Work to do:
Locate every line in the records below that holds the word "Output" and return each one.

Provided data:
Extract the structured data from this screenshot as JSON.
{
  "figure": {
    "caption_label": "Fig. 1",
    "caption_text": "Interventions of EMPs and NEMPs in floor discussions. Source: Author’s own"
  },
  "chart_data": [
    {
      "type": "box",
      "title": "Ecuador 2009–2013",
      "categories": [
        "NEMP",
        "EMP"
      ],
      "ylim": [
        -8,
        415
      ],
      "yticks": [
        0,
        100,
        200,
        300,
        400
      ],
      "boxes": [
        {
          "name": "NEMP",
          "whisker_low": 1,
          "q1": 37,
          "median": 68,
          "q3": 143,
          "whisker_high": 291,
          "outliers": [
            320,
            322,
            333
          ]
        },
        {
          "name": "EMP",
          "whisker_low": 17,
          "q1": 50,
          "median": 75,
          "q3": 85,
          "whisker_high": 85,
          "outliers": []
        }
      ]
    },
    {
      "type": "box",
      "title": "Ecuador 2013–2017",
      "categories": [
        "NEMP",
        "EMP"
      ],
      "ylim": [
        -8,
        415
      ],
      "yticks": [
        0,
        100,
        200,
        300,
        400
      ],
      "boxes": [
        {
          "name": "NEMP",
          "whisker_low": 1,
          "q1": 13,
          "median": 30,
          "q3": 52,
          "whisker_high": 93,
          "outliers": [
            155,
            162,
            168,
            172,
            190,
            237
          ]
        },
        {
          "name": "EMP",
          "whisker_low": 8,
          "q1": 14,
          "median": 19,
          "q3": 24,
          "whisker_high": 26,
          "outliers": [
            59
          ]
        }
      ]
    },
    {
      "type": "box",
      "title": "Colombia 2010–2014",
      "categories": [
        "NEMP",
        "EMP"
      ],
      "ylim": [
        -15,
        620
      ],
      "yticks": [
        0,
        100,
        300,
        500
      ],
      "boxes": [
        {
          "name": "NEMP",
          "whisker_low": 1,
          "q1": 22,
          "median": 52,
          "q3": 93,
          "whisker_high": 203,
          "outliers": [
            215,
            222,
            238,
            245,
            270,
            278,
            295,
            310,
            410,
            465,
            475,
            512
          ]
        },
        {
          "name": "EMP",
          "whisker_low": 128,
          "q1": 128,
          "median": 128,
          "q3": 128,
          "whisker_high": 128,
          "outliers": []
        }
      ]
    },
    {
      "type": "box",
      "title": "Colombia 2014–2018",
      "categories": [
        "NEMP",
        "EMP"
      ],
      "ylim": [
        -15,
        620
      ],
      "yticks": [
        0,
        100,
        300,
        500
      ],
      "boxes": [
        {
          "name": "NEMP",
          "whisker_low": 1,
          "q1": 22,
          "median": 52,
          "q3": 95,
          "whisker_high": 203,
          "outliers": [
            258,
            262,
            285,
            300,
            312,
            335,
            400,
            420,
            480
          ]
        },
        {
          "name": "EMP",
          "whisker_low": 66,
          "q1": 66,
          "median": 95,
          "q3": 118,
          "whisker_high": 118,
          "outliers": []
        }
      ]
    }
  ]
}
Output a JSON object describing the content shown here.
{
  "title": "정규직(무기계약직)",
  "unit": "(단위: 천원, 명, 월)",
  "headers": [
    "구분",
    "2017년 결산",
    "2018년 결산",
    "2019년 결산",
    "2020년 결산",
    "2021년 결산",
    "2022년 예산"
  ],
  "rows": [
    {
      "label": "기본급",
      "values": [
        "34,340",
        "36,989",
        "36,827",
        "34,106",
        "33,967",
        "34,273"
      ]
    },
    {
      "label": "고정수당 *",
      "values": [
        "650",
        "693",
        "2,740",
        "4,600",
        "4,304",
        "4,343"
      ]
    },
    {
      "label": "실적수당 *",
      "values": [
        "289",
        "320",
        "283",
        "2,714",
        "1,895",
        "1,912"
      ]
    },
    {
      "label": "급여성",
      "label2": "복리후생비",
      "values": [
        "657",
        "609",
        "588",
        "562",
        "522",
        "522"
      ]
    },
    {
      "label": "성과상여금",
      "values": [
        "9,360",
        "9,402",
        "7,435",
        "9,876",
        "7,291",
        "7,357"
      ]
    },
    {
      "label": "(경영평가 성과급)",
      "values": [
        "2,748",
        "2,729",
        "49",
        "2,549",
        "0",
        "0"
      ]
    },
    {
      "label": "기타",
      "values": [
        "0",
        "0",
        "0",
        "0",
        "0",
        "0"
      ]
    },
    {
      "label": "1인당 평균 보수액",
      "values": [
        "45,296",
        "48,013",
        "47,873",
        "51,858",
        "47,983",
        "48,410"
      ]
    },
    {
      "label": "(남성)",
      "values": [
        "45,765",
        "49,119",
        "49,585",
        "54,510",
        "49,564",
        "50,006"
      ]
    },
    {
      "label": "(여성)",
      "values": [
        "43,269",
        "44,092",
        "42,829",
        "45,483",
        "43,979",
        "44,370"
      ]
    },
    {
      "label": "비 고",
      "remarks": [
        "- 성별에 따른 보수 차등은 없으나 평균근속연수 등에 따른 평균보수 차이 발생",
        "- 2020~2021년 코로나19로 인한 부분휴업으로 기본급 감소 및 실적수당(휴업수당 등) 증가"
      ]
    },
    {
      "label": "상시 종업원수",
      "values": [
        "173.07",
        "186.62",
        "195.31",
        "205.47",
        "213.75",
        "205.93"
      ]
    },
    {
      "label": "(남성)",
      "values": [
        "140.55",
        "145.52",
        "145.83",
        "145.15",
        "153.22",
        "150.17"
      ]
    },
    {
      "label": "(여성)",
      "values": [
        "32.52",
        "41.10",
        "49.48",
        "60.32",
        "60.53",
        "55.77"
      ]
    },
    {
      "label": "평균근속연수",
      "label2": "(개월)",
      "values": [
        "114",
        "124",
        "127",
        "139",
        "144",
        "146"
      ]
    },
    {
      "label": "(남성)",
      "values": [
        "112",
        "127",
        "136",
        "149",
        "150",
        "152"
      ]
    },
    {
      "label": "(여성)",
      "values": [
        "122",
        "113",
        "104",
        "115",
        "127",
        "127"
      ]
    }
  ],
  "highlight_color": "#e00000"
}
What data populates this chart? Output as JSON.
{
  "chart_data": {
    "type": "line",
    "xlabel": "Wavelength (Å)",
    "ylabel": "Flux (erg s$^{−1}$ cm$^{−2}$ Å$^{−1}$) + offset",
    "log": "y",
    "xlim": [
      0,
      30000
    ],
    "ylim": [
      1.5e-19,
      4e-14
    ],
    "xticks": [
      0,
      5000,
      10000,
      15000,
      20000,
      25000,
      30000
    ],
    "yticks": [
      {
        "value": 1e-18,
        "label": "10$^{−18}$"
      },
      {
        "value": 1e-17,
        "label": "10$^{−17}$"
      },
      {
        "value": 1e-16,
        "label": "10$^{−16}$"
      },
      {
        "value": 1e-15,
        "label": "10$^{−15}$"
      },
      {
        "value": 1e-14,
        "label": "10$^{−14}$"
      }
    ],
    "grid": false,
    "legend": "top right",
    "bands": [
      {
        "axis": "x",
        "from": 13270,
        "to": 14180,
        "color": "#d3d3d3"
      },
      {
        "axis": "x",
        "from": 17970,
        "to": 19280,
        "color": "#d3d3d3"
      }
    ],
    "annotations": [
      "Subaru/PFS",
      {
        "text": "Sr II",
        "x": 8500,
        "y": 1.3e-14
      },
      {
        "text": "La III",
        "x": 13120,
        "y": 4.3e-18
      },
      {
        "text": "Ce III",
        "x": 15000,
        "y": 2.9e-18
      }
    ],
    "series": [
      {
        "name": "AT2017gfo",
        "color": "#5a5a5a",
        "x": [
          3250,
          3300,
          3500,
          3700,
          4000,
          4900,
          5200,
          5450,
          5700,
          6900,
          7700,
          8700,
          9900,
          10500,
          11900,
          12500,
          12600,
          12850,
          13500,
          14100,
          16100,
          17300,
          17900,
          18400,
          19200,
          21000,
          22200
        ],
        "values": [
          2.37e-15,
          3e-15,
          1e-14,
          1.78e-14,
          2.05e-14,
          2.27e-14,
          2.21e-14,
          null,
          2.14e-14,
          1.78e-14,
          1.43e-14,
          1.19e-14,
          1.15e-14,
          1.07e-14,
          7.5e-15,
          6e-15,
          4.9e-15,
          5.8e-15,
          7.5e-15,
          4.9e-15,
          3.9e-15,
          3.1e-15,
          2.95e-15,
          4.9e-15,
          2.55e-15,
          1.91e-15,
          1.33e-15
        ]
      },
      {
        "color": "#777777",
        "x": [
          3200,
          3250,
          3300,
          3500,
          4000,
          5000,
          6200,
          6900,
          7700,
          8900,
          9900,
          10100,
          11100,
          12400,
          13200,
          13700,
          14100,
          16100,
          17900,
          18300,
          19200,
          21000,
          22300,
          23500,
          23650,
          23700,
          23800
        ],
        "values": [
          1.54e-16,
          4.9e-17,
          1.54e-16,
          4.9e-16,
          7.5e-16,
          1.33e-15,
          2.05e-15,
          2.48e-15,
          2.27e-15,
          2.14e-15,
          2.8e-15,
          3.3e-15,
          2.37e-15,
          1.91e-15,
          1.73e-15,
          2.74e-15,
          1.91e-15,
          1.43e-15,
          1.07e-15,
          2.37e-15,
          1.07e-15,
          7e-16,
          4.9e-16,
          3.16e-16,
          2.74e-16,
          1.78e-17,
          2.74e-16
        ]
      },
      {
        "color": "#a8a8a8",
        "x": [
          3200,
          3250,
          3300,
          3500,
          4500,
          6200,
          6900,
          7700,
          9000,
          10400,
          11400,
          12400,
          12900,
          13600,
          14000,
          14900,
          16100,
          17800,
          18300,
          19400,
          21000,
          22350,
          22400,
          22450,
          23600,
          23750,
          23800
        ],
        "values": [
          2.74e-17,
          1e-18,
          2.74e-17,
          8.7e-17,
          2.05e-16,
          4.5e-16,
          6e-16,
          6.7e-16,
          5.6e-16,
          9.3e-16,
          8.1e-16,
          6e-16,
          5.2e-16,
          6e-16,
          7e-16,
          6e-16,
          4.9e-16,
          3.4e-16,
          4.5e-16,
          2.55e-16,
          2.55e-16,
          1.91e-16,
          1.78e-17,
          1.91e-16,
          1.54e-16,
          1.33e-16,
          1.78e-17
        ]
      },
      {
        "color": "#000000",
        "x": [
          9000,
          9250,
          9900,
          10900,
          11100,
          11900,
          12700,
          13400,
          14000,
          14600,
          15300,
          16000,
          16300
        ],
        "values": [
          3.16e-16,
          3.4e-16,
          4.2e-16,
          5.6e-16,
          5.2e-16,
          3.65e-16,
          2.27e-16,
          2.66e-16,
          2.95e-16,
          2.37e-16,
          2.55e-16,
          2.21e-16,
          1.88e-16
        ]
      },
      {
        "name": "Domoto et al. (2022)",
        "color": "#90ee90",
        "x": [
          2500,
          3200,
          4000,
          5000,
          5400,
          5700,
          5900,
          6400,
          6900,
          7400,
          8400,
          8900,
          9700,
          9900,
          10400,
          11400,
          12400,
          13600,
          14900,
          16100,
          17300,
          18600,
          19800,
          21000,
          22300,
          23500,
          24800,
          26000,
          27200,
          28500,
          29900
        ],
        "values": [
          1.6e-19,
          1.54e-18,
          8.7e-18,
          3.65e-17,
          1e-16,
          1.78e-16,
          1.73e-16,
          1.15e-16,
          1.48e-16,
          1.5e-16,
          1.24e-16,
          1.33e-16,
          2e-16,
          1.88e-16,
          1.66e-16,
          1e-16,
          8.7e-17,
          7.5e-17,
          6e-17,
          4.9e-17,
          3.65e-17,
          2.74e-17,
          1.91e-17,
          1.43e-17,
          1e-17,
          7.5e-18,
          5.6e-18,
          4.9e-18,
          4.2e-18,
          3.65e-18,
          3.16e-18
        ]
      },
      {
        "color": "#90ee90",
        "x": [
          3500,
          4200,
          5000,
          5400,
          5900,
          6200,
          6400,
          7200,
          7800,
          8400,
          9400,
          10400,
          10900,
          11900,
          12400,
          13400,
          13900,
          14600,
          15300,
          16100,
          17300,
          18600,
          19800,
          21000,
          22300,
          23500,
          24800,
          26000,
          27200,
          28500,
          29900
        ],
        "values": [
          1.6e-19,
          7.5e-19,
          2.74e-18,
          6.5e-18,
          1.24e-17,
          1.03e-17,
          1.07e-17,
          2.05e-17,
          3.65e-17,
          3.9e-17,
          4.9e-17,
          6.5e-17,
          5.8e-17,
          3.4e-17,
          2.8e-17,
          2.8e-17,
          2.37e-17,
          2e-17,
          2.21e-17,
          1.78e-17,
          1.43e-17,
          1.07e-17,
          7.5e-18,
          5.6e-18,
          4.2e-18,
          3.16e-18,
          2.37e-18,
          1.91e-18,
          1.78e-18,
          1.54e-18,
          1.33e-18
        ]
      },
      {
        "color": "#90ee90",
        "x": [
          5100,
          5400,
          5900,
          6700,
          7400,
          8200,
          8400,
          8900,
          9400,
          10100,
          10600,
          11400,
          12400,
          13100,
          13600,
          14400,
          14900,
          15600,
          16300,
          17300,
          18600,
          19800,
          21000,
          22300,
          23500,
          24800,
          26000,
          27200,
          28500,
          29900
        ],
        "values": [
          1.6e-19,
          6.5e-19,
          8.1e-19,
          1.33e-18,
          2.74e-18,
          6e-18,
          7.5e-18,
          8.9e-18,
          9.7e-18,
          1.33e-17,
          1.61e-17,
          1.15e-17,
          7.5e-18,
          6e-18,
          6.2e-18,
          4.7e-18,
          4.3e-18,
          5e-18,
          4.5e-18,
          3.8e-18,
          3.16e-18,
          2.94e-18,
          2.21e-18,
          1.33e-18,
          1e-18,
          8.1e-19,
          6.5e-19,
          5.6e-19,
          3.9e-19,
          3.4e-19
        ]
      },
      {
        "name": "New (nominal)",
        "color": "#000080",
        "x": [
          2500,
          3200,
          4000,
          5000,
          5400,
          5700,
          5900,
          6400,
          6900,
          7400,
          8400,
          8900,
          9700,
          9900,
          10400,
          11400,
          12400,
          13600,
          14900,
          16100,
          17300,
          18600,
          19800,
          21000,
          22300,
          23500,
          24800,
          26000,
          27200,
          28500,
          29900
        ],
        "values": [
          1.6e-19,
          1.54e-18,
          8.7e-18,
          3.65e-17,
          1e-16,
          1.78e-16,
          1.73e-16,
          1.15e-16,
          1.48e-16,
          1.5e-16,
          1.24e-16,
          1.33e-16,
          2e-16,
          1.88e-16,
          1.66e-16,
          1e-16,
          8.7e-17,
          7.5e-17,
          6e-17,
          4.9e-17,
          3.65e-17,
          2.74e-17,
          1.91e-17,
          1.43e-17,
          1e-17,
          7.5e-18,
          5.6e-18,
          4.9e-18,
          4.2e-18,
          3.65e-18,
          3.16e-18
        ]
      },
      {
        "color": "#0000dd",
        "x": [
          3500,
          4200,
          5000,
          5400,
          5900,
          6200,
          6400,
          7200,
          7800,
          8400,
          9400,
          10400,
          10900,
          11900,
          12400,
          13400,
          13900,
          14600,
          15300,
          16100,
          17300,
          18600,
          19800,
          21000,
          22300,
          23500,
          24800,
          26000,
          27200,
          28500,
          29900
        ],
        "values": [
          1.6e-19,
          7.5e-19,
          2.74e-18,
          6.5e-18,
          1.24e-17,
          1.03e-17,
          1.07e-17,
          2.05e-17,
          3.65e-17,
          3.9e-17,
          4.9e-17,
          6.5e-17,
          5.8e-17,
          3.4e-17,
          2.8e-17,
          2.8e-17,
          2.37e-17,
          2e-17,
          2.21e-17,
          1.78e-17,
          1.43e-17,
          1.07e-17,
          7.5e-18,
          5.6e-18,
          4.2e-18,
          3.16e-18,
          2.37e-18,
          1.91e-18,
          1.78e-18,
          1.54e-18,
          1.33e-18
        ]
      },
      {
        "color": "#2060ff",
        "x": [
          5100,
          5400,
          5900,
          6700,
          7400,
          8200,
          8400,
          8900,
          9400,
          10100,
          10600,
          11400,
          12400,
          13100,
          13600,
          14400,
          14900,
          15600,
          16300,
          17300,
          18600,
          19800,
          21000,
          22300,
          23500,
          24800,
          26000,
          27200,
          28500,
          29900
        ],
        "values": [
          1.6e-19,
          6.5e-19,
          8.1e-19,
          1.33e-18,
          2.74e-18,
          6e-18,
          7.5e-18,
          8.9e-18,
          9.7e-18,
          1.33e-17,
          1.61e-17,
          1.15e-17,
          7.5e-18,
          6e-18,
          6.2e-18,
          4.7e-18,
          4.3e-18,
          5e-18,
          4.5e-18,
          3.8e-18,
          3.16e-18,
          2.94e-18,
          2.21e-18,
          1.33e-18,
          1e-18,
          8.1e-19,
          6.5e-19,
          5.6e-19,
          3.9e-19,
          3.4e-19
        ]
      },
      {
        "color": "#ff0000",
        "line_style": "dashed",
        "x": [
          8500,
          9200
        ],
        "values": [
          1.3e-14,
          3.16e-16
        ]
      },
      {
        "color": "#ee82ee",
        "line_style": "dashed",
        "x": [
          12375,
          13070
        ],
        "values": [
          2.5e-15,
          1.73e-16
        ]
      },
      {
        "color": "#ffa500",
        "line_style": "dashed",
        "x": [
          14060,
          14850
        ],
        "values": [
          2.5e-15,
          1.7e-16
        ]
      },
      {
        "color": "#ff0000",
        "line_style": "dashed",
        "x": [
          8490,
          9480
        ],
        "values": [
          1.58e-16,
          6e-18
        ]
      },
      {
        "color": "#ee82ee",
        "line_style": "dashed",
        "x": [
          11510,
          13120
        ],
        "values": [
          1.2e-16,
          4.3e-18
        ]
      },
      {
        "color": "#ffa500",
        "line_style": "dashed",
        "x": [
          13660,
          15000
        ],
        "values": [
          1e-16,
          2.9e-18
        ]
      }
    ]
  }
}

Result:
Output a JSON object describing the content shown here.
What data populates this chart? Output as JSON.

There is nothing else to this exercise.